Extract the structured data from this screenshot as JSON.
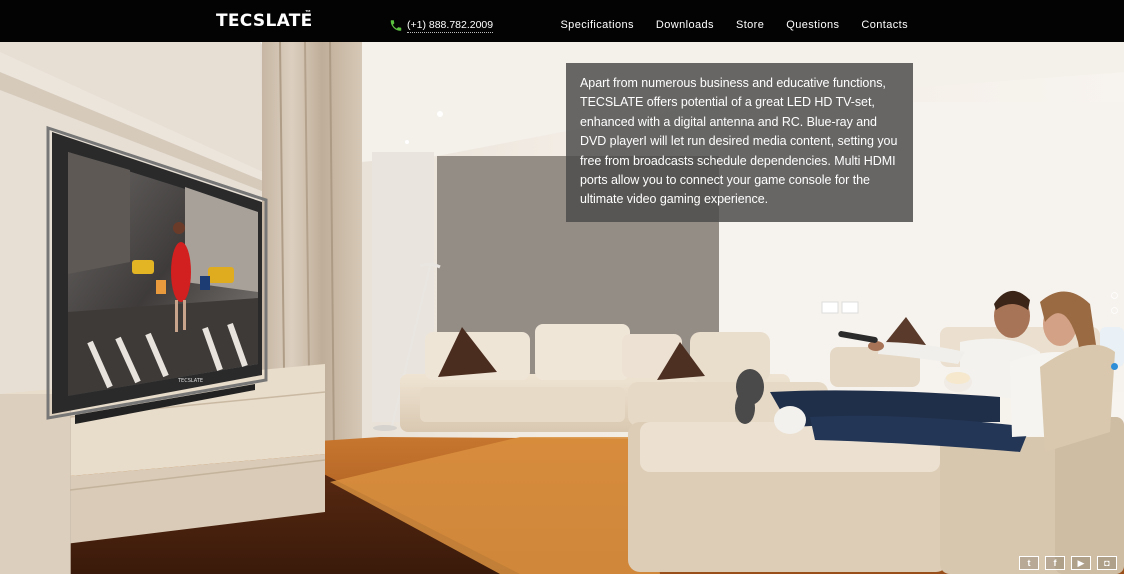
{
  "header": {
    "logo": "TECSLATE",
    "logo_tm": "™",
    "phone": "(+1) 888.782.2009",
    "nav": [
      "Specifications",
      "Downloads",
      "Store",
      "Questions",
      "Contacts"
    ]
  },
  "hero": {
    "description": "Apart from numerous business and educative functions, TECSLATE offers potential of a great LED HD TV-set, enhanced with a digital antenna and RC. Blue-ray and DVD playerI will let run desired media content, setting you free from broadcasts schedule dependencies. Multi HDMI ports allow you to connect your game console for the ultimate video gaming experience.",
    "tv_brand": "TECSLATE",
    "slider": {
      "total": 3,
      "active": 3
    }
  },
  "social": [
    "twitter",
    "facebook",
    "youtube",
    "instagram"
  ],
  "colors": {
    "phone_icon": "#5cc341",
    "active_dot": "#2e8fd8",
    "overlay": "#4b4b4b"
  }
}
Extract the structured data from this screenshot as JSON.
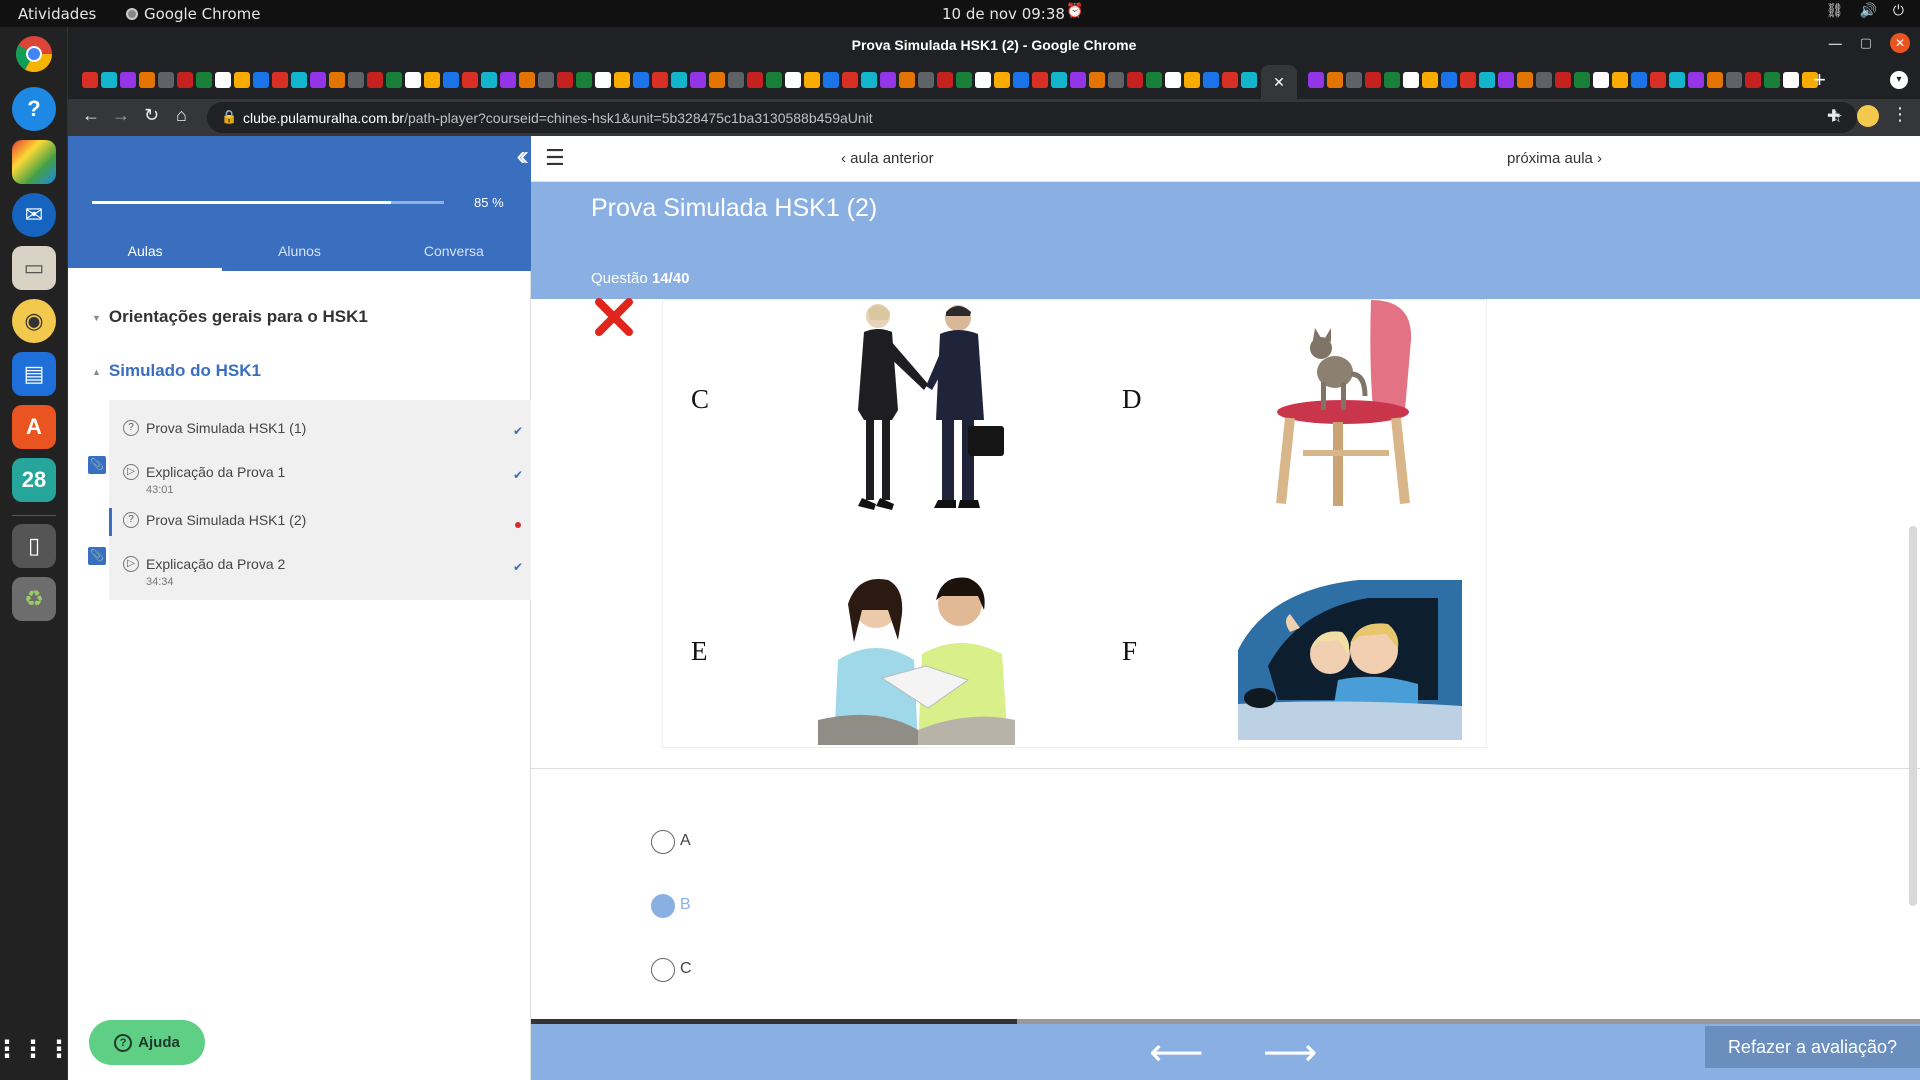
======
## EXERCISE GOAL
Leave the pictures out, and print every line of the listing exactly as written.

## TASK OUTPUT
Extract the structured data from this screenshot as JSON.
{
  "header": {
    "logo": "TECSLATE",
    "logo_tm": "™",
    "phone": "(+1) 888.782.2009",
    "nav": [
      "Specifications",
      "Downloads",
      "Store",
      "Questions",
      "Contacts"
    ]
  },
  "hero": {
    "description": "Apart from numerous business and educative functions, TECSLATE offers potential of a great LED HD TV-set, enhanced with a digital antenna and RC. Blue-ray and DVD playerI will let run desired media content, setting you free from broadcasts schedule dependencies. Multi HDMI ports allow you to connect your game console for the ultimate video gaming experience.",
    "tv_brand": "TECSLATE",
    "slider": {
      "total": 3,
      "active": 3
    }
  },
  "social": [
    "twitter",
    "facebook",
    "youtube",
    "instagram"
  ],
  "colors": {
    "phone_icon": "#5cc341",
    "active_dot": "#2e8fd8",
    "overlay": "#4b4b4b"
  }
}
Extract the structured data from this screenshot as JSON.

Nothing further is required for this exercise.